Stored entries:
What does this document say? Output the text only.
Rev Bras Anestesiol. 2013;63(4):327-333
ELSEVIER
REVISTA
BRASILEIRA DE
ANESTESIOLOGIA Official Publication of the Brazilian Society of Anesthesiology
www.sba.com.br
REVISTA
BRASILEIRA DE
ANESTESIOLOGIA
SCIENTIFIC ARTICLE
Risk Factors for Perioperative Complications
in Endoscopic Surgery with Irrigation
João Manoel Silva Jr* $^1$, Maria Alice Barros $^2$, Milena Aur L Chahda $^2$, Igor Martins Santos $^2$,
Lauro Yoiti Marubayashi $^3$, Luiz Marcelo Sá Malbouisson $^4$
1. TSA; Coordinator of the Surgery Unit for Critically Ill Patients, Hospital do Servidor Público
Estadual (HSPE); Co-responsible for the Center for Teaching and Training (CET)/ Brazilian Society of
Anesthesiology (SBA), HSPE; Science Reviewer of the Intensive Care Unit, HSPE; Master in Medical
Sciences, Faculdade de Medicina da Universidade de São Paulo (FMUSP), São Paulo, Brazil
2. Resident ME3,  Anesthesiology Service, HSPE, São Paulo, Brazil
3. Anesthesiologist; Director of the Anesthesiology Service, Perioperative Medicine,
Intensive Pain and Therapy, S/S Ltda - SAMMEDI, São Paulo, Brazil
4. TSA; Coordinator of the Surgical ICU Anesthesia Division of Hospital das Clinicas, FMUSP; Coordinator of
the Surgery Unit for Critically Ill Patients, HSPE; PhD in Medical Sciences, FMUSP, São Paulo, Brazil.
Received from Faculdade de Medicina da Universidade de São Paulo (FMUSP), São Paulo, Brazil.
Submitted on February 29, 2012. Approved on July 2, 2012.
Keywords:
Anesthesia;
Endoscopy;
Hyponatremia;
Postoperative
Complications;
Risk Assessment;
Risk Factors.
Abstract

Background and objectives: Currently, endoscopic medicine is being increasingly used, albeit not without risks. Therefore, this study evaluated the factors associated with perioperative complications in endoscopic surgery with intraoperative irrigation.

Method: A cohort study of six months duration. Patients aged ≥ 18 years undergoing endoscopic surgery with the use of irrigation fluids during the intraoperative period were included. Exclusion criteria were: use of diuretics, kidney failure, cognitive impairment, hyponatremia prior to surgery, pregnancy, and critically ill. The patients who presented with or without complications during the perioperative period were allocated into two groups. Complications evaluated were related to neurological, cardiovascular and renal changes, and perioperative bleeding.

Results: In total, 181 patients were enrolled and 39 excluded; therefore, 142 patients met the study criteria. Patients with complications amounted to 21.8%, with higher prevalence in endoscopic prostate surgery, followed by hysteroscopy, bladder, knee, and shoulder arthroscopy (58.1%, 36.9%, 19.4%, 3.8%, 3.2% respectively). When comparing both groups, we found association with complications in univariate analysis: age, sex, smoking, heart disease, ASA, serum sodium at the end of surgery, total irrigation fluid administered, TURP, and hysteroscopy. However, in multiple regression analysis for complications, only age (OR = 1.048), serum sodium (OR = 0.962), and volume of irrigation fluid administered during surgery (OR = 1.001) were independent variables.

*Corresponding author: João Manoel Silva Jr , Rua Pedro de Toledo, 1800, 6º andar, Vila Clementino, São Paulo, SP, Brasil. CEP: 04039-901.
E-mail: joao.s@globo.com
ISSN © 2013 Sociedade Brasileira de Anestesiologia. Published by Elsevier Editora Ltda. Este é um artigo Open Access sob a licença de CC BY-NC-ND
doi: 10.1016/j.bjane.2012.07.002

- Aim of the exercise: Scan the records above, then copy out each line that mentions "Universidade".

- Solution to this task:
Sciences, Faculdade de Medicina da Universidade de São Paulo (FMUSP), São Paulo, Brazil
Received from Faculdade de Medicina da Universidade de São Paulo (FMUSP), São Paulo, Brazil.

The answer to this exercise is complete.